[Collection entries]

◇ ◇ ◇ ◇ ◇ ◇ ◇

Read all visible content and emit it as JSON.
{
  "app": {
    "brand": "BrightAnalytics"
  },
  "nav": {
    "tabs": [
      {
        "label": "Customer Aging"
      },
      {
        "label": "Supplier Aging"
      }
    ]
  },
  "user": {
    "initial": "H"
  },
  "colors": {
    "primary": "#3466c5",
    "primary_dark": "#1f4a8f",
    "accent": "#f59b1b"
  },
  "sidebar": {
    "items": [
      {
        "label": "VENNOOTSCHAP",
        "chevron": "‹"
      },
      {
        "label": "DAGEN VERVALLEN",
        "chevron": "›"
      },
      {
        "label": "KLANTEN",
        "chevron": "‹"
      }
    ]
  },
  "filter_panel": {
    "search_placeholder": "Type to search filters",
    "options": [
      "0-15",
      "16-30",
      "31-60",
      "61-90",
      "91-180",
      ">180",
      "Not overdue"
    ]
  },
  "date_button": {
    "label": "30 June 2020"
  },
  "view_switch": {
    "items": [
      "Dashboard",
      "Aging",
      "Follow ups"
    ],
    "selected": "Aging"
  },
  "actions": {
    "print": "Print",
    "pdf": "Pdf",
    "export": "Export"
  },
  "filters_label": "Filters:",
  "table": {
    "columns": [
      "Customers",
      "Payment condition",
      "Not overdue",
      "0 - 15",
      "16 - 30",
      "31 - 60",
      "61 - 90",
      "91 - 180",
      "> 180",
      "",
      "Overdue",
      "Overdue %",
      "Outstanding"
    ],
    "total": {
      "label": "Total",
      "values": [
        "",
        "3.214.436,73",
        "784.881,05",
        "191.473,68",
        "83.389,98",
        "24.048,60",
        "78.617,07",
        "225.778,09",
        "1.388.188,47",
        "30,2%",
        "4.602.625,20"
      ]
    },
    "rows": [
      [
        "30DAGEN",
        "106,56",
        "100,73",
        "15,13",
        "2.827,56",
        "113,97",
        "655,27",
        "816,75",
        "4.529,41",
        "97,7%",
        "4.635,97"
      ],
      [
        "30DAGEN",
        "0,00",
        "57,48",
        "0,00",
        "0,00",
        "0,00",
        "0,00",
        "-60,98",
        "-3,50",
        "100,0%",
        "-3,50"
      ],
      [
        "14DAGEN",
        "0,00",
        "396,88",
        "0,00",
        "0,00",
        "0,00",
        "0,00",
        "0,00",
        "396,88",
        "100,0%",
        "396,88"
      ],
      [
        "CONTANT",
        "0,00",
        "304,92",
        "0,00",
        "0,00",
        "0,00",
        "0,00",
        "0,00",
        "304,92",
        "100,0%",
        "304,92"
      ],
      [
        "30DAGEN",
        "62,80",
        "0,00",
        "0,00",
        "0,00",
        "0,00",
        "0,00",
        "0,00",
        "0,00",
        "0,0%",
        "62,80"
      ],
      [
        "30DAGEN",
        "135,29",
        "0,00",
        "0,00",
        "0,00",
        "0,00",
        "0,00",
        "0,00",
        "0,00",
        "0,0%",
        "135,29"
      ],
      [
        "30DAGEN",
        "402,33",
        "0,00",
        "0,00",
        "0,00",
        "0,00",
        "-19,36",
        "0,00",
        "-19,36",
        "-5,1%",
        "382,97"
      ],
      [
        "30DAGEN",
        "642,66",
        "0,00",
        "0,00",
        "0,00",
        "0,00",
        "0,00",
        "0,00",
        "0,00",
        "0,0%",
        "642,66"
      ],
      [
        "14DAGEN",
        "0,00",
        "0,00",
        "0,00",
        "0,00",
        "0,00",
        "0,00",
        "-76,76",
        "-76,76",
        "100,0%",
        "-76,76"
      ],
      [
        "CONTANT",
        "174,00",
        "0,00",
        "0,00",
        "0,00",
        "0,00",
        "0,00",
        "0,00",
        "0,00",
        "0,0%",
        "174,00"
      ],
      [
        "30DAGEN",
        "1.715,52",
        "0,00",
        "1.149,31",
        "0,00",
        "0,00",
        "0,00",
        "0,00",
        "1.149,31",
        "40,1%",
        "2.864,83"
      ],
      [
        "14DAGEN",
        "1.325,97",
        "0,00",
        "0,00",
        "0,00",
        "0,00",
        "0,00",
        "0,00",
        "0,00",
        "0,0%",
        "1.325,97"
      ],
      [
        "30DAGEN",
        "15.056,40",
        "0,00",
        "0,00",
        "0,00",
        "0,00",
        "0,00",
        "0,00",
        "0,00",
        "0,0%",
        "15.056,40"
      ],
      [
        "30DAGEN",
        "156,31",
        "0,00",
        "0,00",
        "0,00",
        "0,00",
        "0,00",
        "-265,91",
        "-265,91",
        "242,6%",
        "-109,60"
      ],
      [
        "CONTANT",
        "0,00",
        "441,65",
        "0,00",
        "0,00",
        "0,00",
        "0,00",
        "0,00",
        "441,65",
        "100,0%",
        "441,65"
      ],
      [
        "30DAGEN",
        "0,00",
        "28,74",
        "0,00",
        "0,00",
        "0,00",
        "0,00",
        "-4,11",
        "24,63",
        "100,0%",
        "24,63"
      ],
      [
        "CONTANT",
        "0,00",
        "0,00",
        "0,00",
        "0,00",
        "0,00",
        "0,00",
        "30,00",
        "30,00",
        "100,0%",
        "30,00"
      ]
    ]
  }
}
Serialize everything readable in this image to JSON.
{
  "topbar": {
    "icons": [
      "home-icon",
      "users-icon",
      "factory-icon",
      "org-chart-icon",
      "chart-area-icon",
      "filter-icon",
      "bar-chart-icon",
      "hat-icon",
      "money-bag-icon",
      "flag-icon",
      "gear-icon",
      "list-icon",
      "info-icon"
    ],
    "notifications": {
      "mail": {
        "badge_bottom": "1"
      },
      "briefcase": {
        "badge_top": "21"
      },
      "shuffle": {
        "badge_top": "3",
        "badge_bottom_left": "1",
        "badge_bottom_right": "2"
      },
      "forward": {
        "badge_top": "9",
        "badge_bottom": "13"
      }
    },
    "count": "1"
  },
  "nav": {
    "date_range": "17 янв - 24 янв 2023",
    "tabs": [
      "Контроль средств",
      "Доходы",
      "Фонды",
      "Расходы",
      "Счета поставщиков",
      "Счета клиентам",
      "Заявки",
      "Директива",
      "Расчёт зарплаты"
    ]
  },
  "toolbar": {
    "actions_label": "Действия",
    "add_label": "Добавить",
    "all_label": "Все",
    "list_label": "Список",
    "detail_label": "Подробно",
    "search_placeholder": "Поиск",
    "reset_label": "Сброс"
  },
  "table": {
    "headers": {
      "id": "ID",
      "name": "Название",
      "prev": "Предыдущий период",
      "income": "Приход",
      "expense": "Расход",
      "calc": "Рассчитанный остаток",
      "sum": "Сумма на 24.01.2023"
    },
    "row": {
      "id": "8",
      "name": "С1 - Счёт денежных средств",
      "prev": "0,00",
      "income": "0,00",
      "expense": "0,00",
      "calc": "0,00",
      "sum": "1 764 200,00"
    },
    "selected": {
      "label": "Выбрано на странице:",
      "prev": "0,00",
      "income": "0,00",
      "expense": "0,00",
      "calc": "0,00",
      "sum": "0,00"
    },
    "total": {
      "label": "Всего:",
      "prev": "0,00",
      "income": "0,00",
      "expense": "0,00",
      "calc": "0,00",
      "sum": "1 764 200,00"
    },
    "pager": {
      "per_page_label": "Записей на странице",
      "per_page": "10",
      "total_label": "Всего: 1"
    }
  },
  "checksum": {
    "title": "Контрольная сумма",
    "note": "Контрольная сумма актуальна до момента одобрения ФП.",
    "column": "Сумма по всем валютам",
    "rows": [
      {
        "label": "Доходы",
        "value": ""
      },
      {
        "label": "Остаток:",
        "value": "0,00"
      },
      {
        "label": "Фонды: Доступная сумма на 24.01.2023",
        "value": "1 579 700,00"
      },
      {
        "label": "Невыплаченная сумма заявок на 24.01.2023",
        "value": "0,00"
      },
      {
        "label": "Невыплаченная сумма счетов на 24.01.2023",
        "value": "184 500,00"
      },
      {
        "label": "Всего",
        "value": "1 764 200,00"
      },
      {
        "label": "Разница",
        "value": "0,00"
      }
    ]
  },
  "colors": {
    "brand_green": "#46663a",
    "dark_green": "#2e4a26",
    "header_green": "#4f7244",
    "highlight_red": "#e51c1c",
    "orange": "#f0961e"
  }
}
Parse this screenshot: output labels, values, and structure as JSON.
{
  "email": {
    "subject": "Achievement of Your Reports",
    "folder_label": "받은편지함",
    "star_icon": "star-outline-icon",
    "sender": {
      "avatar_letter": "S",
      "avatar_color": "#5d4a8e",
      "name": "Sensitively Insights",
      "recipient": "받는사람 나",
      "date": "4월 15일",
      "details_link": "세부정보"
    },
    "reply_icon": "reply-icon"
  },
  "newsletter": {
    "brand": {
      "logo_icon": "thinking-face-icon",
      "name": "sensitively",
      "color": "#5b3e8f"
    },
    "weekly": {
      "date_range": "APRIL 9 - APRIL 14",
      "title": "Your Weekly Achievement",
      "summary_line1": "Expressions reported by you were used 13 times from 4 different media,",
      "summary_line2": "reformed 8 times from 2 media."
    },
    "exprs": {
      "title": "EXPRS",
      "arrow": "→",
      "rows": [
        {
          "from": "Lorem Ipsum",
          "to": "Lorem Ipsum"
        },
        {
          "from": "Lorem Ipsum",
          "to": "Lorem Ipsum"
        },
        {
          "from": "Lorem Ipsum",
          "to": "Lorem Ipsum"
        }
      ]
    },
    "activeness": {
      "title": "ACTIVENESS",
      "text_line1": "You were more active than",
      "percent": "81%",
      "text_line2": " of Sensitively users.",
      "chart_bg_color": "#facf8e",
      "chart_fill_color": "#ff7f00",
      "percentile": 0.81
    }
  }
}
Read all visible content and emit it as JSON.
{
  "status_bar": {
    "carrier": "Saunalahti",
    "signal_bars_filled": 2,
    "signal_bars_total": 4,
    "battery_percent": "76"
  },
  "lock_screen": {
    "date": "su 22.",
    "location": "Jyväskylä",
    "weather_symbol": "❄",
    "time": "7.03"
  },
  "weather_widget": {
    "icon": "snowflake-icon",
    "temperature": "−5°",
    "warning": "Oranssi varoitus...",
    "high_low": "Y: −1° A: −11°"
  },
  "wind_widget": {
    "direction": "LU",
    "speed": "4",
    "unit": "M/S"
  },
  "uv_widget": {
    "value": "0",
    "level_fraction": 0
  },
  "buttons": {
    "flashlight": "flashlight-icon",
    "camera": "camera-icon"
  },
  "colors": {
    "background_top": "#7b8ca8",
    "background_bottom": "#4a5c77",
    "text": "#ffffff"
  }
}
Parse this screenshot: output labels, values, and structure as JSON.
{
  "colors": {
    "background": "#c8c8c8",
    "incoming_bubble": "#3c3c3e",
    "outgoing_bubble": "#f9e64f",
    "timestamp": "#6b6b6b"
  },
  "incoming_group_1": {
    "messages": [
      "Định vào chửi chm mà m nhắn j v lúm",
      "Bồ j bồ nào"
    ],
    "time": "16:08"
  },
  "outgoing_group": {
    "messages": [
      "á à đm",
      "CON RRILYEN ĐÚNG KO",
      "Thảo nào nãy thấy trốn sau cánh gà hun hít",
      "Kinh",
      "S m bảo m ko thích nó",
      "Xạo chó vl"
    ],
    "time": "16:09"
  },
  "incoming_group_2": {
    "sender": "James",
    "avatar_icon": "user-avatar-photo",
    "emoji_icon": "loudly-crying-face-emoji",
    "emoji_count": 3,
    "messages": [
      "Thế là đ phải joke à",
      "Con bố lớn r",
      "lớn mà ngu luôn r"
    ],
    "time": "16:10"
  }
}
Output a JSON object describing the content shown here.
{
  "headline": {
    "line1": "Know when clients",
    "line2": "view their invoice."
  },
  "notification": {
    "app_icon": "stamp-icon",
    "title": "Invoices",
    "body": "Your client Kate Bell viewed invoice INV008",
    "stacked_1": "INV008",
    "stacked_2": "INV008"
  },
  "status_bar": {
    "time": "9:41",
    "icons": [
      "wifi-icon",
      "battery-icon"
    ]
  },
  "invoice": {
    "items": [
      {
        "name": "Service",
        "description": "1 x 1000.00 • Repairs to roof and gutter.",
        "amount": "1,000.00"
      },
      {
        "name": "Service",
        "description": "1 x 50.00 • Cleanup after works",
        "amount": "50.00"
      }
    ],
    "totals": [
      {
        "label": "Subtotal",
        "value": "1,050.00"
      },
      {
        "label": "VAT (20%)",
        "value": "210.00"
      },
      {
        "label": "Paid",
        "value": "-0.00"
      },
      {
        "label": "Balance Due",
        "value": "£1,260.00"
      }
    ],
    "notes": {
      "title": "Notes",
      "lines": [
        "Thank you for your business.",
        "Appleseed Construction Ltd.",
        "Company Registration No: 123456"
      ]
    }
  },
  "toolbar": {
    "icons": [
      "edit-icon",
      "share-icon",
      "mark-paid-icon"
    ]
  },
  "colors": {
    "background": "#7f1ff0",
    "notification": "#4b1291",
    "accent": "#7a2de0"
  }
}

◇ ◇ ◇ ◇ ◇ ◇ ◇

Exercise requirements ▸ Extract, from the material above, each line holding the word "description".

Written response ▸
        "description": "1 x 1000.00 • Repairs to roof and gutter.",
        "description": "1 x 50.00 • Cleanup after works",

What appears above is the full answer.